> **STATED GOAL**:
Note how many lines hold "name" and report that number by itself.

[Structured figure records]

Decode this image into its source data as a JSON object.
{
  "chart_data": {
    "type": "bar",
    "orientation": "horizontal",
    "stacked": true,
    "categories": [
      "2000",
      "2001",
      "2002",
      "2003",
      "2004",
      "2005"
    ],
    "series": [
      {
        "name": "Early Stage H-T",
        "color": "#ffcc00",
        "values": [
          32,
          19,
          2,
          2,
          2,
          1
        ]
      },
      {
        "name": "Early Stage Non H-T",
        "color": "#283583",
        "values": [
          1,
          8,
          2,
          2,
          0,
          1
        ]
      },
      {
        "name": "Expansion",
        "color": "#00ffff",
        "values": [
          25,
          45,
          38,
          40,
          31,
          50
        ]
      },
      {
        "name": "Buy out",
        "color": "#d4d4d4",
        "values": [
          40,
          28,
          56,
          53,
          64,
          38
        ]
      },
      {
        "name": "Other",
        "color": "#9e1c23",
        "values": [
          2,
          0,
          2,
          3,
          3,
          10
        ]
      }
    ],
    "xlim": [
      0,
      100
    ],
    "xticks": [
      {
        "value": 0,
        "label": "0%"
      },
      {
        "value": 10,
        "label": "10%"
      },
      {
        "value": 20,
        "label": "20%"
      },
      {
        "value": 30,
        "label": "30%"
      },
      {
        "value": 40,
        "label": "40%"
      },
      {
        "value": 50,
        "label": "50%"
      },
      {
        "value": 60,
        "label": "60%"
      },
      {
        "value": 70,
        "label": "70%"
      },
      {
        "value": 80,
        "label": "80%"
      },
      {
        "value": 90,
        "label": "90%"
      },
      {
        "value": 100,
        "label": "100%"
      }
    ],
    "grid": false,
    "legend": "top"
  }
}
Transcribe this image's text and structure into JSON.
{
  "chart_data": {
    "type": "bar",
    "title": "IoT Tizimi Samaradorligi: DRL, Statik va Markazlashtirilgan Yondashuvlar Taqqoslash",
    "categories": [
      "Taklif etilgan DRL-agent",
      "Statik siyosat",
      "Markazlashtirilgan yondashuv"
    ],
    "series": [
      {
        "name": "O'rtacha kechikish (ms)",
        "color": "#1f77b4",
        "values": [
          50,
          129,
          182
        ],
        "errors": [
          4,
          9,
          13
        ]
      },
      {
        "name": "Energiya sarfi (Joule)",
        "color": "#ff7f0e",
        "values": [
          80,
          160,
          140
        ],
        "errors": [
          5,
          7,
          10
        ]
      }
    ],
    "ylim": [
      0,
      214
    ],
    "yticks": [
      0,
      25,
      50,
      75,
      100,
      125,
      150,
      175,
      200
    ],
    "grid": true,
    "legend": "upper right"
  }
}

> **RESULT FOR THIS TASK**:
7